━━━━━ Extract provided
Person F., a Nigerian national applied for asylum in Hungary in April 2015 claiming that he feared persecution in his country of origin on account of his homosexuality. In October 2015, his application was rejected on the basis of an expert’s report prepared by a psychologist that concluded that it was not possible to confirm the applicant’s sexual orientation. That expert’s report entailed an exploratory examination, an examination of personality and several personality tests, namely the ‘Draw-A-Person-In-The-Rain’ test and the Rorschach and Szondi tests. F brought an action before the Administrative and Labour Court of Szeged contending that the psychological tests he had undergone prejudiced his fundamental rights and did not make it possible to assess the plausibility of his sexual orientation.
The Administrative and Labour Court of Szeged asked the opinion of the Hungarian Institute of Forensic Experts and Investigators, which found the methods used by the report to be appropriate and not to prejudice human dignity. Even though the referring court considered itself bound by the conclusions of the expert’s report, it decided to stay the proceedings and seek the CJEU’s assistance on the matter.
The Court noted that the statements made by an applicant for international protection relating to his sexual orientation constitute merely the starting point in the process of assessment of the facts and circumstances envisaged under Article 4 of Directive 2011/95. It recalled that sexual orientation is a characteristic which is capable of proving an applicant’s membership of a particular social group, where the group of persons whose members share the same sexual orientation is perceived by the surrounding society as being different (in line with the X, Y and Z judgement). It further stated that it is immaterial whether the applicant actually possess the characteristic linked to the membership of a particular social group which attracts the persecution, provided that such a characteristic is attributed to him by the actor of persecution. Therefore, the Court noted that it is not always necessary to assess the credibility of the applicant’s sexual orientation in the context of the assessment of the facts and circumstances laid down in Article 4 of Directive 2011/95.
However, it cannot be ruled out that the use of expert reports in the context of the process of assessment of the facts and circumstances in order to determine more accurately the applicant’s actual need for international protection may prove useful. However, the use of expert reports must be consistent with other relevant EU law provisions, and in particular with the fundamental rights guaranteed by the Charter of Fundamental Rights of the European Union (right to respect for human dignity, enshrined in Article 1 of the Charter, and the right to respect for private and family life guaranteed by Article 7). These reports may prove useful for the assessment of the facts and circumstances and may be prepared without prejudicing the fundamental rights of that applicant.
━━━━━━━━━━
• [Aim a] Quote the part of the case summary that begins with the words containing "The Administrative and Labour Court of Szeged asked" and ends with "on the matter.".
━━━━━ Exercise input
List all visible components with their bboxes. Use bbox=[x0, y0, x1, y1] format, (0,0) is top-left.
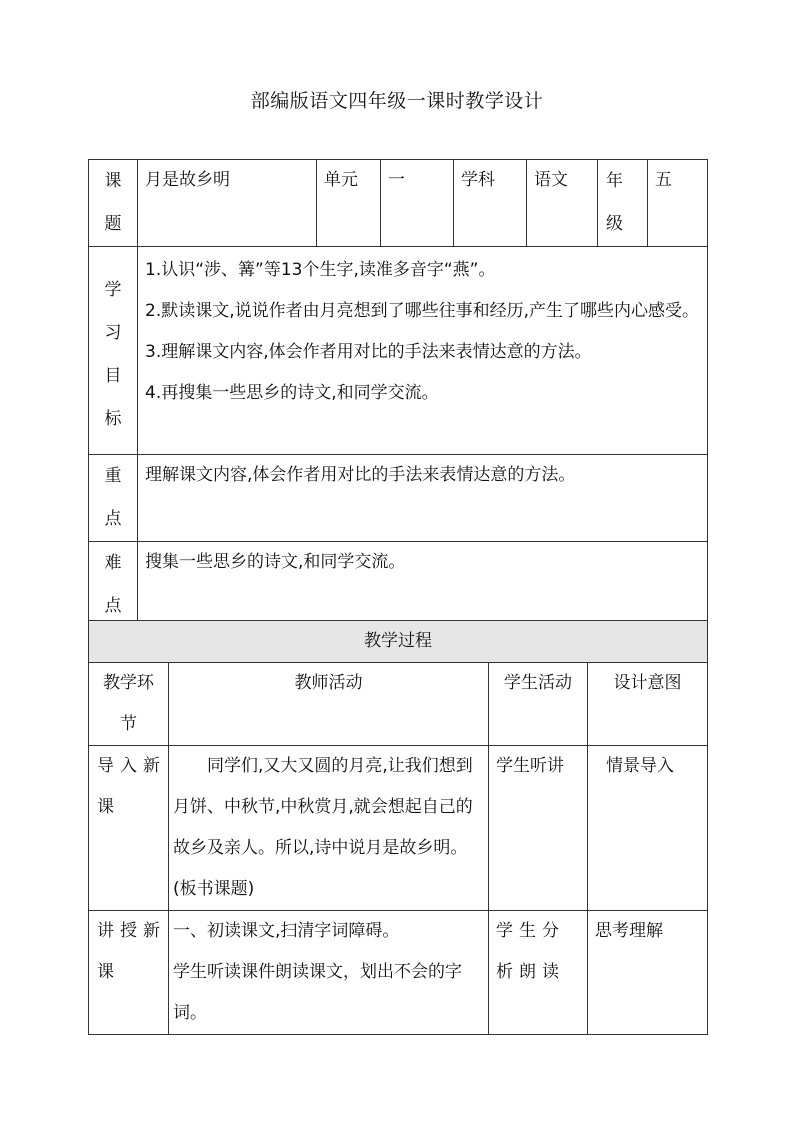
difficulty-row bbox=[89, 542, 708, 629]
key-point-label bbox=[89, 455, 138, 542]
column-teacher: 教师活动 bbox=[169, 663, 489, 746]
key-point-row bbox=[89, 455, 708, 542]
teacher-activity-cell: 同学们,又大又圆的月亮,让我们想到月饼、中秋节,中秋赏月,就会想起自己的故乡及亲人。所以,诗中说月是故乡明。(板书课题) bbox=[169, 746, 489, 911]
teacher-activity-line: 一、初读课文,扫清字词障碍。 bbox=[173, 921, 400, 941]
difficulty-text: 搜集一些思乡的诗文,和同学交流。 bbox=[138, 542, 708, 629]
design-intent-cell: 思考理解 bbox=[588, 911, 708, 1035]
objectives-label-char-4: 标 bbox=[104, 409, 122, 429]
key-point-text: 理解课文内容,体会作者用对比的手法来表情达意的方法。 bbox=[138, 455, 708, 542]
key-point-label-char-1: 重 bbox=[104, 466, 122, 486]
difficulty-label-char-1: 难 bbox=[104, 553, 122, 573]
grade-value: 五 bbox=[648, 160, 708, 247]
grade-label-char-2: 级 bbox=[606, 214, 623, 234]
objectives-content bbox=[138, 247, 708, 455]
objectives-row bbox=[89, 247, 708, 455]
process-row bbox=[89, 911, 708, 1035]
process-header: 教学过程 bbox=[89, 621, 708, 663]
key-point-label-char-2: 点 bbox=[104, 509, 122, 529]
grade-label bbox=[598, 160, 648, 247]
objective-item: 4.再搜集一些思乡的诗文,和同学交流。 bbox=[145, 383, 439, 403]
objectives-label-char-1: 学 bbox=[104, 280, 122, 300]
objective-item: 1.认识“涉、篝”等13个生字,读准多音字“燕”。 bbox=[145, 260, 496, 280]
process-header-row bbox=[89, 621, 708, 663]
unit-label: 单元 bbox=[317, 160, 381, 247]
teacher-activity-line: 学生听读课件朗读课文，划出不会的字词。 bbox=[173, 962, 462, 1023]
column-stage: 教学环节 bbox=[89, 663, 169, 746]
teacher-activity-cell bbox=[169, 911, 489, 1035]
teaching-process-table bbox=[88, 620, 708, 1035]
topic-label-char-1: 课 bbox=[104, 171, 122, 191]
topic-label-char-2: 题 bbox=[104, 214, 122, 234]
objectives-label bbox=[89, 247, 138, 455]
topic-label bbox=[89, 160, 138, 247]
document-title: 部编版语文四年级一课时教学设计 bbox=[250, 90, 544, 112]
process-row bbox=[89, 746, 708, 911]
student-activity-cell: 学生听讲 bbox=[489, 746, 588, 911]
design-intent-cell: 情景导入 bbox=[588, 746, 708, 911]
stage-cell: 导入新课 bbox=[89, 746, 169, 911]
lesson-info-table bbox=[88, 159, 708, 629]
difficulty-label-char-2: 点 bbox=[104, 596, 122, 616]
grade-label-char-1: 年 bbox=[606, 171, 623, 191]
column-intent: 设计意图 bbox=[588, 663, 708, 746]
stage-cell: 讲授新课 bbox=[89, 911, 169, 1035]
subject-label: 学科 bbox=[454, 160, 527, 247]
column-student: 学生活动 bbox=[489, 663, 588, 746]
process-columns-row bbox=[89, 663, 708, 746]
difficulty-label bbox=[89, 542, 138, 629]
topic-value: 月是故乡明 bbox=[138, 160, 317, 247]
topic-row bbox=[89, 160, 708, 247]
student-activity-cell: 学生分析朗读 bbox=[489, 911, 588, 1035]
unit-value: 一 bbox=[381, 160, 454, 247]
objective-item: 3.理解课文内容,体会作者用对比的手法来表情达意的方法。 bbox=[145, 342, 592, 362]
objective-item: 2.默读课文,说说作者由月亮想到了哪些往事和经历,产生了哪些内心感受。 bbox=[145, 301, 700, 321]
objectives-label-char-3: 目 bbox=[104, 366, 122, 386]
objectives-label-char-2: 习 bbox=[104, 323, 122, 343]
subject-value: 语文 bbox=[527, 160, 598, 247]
━━━━━━━━━━
• [Aim b] Print the lines of the records from the one containing "difficulty-row bbox=[89, 542, 708, 629]" through the one containing "objectives-label-char-1: 学 bbox=[104, 280, 122, 300]", including both of those lines.

• [Expected answer a]
The Administrative and Labour Court of Szeged asked the opinion of the Hungarian Institute of Forensic Experts and Investigators, which found the methods used by the report to be appropriate and not to prejudice human dignity. Even though the referring court considered itself bound by the conclusions of the expert’s report, it decided to stay the proceedings and seek the CJEU’s assistance on the matter.

• [Expected answer b]
difficulty-row bbox=[89, 542, 708, 629]
key-point-label bbox=[89, 455, 138, 542]
column-teacher: 教师活动 bbox=[169, 663, 489, 746]
key-point-row bbox=[89, 455, 708, 542]
teacher-activity-cell: 同学们,又大又圆的月亮,让我们想到月饼、中秋节,中秋赏月,就会想起自己的故乡及亲人。所以,诗中说月是故乡明。(板书课题) bbox=[169, 746, 489, 911]
teacher-activity-line: 一、初读课文,扫清字词障碍。 bbox=[173, 921, 400, 941]
difficulty-text: 搜集一些思乡的诗文,和同学交流。 bbox=[138, 542, 708, 629]
design-intent-cell: 思考理解 bbox=[588, 911, 708, 1035]
objectives-label-char-4: 标 bbox=[104, 409, 122, 429]
key-point-text: 理解课文内容,体会作者用对比的手法来表情达意的方法。 bbox=[138, 455, 708, 542]
key-point-label-char-1: 重 bbox=[104, 466, 122, 486]
difficulty-label-char-1: 难 bbox=[104, 553, 122, 573]
grade-value: 五 bbox=[648, 160, 708, 247]
grade-label-char-2: 级 bbox=[606, 214, 623, 234]
objectives-content bbox=[138, 247, 708, 455]
objectives-row bbox=[89, 247, 708, 455]
process-row bbox=[89, 911, 708, 1035]
process-header: 教学过程 bbox=[89, 621, 708, 663]
key-point-label-char-2: 点 bbox=[104, 509, 122, 529]
grade-label bbox=[598, 160, 648, 247]
objective-item: 4.再搜集一些思乡的诗文,和同学交流。 bbox=[145, 383, 439, 403]
objectives-label-char-1: 学 bbox=[104, 280, 122, 300]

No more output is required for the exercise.